-- BEGIN Given data --

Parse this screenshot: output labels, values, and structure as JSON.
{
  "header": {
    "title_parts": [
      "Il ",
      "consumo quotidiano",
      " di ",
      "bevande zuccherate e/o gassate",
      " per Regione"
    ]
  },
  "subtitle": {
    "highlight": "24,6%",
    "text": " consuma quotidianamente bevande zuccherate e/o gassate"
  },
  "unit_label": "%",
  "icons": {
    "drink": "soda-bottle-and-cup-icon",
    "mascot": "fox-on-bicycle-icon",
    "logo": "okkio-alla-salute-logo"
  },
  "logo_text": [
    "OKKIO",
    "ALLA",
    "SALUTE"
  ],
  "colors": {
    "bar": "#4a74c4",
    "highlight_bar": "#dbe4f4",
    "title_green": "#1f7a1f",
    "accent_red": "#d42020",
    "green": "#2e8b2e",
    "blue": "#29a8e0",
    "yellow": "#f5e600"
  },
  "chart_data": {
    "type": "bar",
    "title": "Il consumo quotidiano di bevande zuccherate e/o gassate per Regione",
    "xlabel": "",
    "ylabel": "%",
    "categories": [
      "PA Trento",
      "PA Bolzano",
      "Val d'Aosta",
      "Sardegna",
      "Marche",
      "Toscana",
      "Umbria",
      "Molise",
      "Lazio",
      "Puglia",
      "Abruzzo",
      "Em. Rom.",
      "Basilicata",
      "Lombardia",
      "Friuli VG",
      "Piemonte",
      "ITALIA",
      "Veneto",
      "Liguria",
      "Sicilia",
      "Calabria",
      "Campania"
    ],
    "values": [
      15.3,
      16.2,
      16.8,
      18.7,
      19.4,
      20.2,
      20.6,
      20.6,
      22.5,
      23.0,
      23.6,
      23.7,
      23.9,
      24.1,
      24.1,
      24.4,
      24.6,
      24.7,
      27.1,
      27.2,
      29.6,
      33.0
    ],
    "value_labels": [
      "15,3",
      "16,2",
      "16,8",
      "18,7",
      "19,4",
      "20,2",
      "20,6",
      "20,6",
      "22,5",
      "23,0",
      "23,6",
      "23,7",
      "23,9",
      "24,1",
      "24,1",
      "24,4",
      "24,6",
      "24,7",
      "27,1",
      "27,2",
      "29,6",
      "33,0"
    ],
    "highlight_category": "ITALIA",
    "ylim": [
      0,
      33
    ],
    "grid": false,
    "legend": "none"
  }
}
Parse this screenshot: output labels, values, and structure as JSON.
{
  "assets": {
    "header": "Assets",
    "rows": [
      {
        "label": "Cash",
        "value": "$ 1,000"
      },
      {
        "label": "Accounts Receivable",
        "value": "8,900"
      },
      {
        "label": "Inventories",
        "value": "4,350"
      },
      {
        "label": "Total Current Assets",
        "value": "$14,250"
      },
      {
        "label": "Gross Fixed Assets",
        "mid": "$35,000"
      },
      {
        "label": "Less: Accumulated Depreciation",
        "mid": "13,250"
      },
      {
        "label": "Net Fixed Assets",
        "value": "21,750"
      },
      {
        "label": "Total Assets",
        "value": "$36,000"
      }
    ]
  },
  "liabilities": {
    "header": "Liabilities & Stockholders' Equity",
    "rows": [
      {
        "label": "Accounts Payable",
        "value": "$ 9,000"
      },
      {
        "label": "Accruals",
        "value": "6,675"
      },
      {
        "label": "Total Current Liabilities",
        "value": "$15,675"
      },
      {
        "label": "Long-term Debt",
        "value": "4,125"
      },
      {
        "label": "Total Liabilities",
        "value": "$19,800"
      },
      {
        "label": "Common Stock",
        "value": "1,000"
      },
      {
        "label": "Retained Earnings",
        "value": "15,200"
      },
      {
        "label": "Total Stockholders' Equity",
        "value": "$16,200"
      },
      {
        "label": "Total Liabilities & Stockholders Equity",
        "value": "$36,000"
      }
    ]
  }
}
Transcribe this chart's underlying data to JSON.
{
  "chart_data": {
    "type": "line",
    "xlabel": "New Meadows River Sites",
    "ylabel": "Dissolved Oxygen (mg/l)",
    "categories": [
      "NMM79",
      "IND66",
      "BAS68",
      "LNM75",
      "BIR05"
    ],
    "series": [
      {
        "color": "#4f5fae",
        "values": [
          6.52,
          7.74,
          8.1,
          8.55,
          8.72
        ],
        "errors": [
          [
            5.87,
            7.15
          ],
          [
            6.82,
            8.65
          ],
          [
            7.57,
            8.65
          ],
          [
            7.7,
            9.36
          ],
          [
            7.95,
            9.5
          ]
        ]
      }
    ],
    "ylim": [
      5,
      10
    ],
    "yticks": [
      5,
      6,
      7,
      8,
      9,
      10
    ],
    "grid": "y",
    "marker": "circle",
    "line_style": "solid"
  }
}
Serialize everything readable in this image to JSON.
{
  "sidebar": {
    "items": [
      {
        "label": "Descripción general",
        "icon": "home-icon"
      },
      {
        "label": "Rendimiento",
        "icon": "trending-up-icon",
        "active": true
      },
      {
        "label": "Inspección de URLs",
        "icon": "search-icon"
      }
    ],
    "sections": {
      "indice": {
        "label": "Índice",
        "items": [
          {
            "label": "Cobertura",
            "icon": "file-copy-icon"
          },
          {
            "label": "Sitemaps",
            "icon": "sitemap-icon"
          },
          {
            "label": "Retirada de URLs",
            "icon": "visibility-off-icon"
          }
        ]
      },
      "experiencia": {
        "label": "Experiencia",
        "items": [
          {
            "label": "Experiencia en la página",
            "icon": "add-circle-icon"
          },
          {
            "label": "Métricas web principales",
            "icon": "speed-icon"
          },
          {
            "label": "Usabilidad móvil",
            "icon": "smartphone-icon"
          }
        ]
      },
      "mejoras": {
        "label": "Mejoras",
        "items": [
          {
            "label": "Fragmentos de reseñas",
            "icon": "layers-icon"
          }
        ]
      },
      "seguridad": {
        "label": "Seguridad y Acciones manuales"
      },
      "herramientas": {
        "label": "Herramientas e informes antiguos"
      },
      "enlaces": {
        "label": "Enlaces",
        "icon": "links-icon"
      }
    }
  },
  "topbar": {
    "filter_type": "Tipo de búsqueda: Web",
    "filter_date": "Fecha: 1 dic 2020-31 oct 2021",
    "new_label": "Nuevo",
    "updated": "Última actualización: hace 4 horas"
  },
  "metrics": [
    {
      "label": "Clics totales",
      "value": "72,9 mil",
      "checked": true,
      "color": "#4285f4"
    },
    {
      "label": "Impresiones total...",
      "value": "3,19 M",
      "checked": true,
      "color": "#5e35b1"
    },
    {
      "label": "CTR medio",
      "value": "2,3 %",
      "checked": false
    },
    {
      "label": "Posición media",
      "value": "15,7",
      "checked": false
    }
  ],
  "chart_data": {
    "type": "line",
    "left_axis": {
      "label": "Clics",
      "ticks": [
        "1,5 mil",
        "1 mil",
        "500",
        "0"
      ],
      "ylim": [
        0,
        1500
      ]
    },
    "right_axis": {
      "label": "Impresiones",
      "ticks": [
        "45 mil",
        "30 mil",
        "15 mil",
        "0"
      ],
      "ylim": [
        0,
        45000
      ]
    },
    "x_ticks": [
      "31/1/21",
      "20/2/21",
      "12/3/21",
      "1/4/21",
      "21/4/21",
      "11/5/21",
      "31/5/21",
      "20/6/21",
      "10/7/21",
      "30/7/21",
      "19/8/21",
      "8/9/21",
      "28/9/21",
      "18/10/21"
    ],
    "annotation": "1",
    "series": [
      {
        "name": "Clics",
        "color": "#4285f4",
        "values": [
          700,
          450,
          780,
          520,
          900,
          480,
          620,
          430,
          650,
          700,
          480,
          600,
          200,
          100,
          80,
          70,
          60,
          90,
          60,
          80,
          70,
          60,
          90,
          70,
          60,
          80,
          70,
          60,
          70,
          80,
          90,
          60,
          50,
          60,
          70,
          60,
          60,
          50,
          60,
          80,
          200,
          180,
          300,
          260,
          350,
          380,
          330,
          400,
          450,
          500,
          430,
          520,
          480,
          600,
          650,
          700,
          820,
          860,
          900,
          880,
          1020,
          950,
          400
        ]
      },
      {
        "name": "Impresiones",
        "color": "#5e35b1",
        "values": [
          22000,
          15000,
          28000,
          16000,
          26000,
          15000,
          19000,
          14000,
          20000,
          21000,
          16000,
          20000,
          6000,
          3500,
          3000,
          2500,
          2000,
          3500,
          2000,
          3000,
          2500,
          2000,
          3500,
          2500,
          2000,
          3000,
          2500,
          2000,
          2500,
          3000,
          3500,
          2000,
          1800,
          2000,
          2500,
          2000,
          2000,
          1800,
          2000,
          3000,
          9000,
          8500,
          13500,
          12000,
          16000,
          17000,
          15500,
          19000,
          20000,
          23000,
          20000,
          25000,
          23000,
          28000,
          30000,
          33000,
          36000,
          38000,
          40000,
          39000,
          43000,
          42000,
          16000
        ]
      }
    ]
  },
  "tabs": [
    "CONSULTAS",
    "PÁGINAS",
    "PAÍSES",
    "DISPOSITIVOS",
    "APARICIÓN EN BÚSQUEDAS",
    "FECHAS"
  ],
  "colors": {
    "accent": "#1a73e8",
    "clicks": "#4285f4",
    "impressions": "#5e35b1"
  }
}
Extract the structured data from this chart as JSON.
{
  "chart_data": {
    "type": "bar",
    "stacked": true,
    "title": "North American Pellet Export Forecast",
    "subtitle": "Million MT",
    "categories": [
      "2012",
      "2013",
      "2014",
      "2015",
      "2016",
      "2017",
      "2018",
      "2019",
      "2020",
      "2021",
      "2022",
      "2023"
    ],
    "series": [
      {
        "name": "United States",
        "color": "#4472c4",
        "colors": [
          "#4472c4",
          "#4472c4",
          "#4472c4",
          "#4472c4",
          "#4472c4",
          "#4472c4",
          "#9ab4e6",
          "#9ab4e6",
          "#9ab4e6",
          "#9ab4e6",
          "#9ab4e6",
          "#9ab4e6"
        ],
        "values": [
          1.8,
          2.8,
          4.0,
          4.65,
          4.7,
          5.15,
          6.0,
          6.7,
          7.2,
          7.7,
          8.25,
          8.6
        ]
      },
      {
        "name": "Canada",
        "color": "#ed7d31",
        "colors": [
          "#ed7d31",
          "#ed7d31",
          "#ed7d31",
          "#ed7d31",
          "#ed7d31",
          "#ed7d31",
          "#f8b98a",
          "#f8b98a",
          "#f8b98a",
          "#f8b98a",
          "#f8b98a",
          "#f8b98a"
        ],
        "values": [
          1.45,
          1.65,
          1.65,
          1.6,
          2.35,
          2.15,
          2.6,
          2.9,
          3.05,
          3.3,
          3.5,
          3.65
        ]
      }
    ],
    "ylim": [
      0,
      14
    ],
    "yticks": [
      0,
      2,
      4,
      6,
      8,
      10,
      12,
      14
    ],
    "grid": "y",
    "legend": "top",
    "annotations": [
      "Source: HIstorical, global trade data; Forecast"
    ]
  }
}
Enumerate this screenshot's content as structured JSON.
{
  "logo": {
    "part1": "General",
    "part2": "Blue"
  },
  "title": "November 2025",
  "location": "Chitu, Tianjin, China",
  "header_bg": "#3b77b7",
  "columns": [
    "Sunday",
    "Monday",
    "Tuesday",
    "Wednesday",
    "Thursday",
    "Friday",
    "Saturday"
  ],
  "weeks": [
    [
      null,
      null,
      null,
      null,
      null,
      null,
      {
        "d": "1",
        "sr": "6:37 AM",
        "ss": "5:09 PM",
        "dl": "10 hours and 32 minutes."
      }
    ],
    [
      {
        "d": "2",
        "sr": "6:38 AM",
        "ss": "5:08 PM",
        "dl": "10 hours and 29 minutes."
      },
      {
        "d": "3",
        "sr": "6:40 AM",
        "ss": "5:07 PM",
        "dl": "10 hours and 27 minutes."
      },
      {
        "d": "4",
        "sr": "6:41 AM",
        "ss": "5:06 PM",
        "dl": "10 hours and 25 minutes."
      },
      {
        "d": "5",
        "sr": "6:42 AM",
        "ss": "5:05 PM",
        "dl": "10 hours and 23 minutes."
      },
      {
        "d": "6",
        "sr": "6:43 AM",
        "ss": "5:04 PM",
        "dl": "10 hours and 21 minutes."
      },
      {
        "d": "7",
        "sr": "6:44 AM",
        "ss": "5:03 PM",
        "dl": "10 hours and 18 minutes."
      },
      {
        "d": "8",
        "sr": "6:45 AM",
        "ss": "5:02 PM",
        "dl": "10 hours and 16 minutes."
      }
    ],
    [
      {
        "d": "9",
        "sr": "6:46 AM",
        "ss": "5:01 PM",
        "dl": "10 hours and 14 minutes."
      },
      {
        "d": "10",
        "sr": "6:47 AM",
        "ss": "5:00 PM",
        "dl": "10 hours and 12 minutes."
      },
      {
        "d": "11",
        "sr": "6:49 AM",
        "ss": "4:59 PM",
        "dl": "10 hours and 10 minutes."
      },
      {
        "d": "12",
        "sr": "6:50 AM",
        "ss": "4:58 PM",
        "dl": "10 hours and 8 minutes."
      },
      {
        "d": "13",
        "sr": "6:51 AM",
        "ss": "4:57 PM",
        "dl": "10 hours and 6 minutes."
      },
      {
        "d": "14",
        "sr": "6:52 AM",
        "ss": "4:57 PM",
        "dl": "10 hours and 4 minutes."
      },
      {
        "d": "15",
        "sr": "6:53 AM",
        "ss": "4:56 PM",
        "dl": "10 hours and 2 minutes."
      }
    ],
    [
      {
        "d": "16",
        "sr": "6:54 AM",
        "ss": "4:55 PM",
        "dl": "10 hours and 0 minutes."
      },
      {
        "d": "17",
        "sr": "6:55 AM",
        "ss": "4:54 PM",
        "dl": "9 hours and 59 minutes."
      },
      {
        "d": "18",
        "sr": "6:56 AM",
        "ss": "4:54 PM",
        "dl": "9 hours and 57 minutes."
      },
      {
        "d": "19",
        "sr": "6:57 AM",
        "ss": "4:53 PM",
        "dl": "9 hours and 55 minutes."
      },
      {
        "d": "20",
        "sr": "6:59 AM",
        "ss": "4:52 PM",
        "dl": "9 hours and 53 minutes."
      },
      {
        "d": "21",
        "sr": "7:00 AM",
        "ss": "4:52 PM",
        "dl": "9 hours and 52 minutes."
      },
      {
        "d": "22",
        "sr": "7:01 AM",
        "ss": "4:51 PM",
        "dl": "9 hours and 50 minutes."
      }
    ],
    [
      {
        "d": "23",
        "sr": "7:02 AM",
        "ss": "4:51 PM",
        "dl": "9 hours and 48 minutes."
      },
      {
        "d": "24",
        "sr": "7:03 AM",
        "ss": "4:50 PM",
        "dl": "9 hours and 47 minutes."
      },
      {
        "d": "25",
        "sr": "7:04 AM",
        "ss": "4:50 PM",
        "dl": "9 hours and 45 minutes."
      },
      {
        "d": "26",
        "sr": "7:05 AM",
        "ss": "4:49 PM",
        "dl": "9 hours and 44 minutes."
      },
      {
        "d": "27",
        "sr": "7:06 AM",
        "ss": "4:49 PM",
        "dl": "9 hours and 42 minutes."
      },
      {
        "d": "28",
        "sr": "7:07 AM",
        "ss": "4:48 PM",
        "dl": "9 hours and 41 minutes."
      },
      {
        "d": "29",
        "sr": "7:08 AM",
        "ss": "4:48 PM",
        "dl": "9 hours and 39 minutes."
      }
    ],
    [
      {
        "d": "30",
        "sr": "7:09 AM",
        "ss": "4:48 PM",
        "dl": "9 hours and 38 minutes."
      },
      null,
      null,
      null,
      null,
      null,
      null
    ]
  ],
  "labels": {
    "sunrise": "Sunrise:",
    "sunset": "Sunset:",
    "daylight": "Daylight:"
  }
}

-- END Given data --

What to work on => Find the lines above holding the word "Forecast" and show them.

Result for this exercise =>
    "title": "North American Pellet Export Forecast",
      "Source: HIstorical, global trade data; Forecast"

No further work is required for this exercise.